Set exercise: Reproduce the listing below without changes, except that pictures are left out.

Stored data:
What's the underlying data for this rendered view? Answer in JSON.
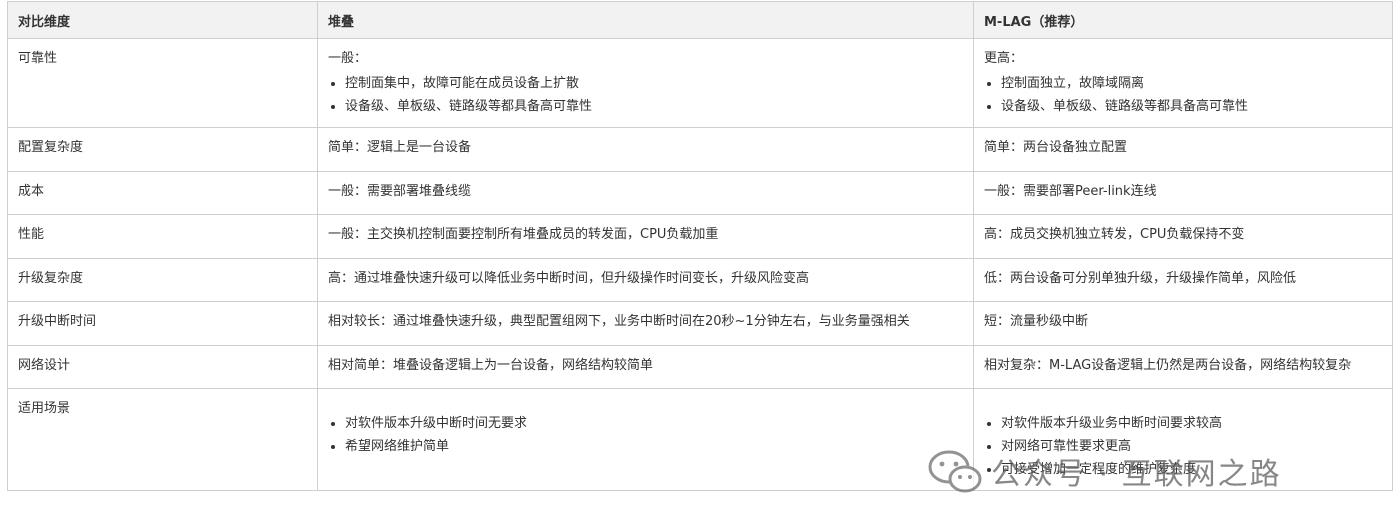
{
  "table": {
    "headers": [
      "对比维度",
      "堆叠",
      "M-LAG（推荐）"
    ],
    "rows": [
      {
        "dim": "可靠性",
        "stack": {
          "intro": "一般：",
          "bullets": [
            "控制面集中，故障可能在成员设备上扩散",
            "设备级、单板级、链路级等都具备高可靠性"
          ]
        },
        "mlag": {
          "intro": "更高：",
          "bullets": [
            "控制面独立，故障域隔离",
            "设备级、单板级、链路级等都具备高可靠性"
          ]
        }
      },
      {
        "dim": "配置复杂度",
        "stack": {
          "text": "简单：逻辑上是一台设备"
        },
        "mlag": {
          "text": "简单：两台设备独立配置"
        }
      },
      {
        "dim": "成本",
        "stack": {
          "text": "一般：需要部署堆叠线缆"
        },
        "mlag": {
          "text": "一般：需要部署Peer-link连线"
        }
      },
      {
        "dim": "性能",
        "stack": {
          "text": "一般：主交换机控制面要控制所有堆叠成员的转发面，CPU负载加重"
        },
        "mlag": {
          "text": "高：成员交换机独立转发，CPU负载保持不变"
        }
      },
      {
        "dim": "升级复杂度",
        "stack": {
          "text": "高：通过堆叠快速升级可以降低业务中断时间，但升级操作时间变长，升级风险变高"
        },
        "mlag": {
          "text": "低：两台设备可分别单独升级，升级操作简单，风险低"
        }
      },
      {
        "dim": "升级中断时间",
        "stack": {
          "text": "相对较长：通过堆叠快速升级，典型配置组网下，业务中断时间在20秒~1分钟左右，与业务量强相关"
        },
        "mlag": {
          "text": "短：流量秒级中断"
        }
      },
      {
        "dim": "网络设计",
        "stack": {
          "text": "相对简单：堆叠设备逻辑上为一台设备，网络结构较简单"
        },
        "mlag": {
          "text": "相对复杂：M-LAG设备逻辑上仍然是两台设备，网络结构较复杂"
        }
      },
      {
        "dim": "适用场景",
        "stack": {
          "bullets": [
            "对软件版本升级中断时间无要求",
            "希望网络维护简单"
          ]
        },
        "mlag": {
          "bullets": [
            "对软件版本升级业务中断时间要求较高",
            "对网络可靠性要求更高",
            "可接受增加一定程度的维护复杂度"
          ]
        }
      }
    ]
  },
  "watermark": {
    "text": "公众号 · 互联网之路",
    "icon": "wechat-icon"
  }
}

Answer:
What's the underlying data for this rendered view? Answer in JSON.
{
  "table": {
    "headers": [
      "对比维度",
      "堆叠",
      "M-LAG（推荐）"
    ],
    "rows": [
      {
        "dim": "可靠性",
        "stack": {
          "intro": "一般：",
          "bullets": [
            "控制面集中，故障可能在成员设备上扩散",
            "设备级、单板级、链路级等都具备高可靠性"
          ]
        },
        "mlag": {
          "intro": "更高：",
          "bullets": [
            "控制面独立，故障域隔离",
            "设备级、单板级、链路级等都具备高可靠性"
          ]
        }
      },
      {
        "dim": "配置复杂度",
        "stack": {
          "text": "简单：逻辑上是一台设备"
        },
        "mlag": {
          "text": "简单：两台设备独立配置"
        }
      },
      {
        "dim": "成本",
        "stack": {
          "text": "一般：需要部署堆叠线缆"
        },
        "mlag": {
          "text": "一般：需要部署Peer-link连线"
        }
      },
      {
        "dim": "性能",
        "stack": {
          "text": "一般：主交换机控制面要控制所有堆叠成员的转发面，CPU负载加重"
        },
        "mlag": {
          "text": "高：成员交换机独立转发，CPU负载保持不变"
        }
      },
      {
        "dim": "升级复杂度",
        "stack": {
          "text": "高：通过堆叠快速升级可以降低业务中断时间，但升级操作时间变长，升级风险变高"
        },
        "mlag": {
          "text": "低：两台设备可分别单独升级，升级操作简单，风险低"
        }
      },
      {
        "dim": "升级中断时间",
        "stack": {
          "text": "相对较长：通过堆叠快速升级，典型配置组网下，业务中断时间在20秒~1分钟左右，与业务量强相关"
        },
        "mlag": {
          "text": "短：流量秒级中断"
        }
      },
      {
        "dim": "网络设计",
        "stack": {
          "text": "相对简单：堆叠设备逻辑上为一台设备，网络结构较简单"
        },
        "mlag": {
          "text": "相对复杂：M-LAG设备逻辑上仍然是两台设备，网络结构较复杂"
        }
      },
      {
        "dim": "适用场景",
        "stack": {
          "bullets": [
            "对软件版本升级中断时间无要求",
            "希望网络维护简单"
          ]
        },
        "mlag": {
          "bullets": [
            "对软件版本升级业务中断时间要求较高",
            "对网络可靠性要求更高",
            "可接受增加一定程度的维护复杂度"
          ]
        }
      }
    ]
  },
  "watermark": {
    "text": "公众号 · 互联网之路",
    "icon": "wechat-icon"
  }
}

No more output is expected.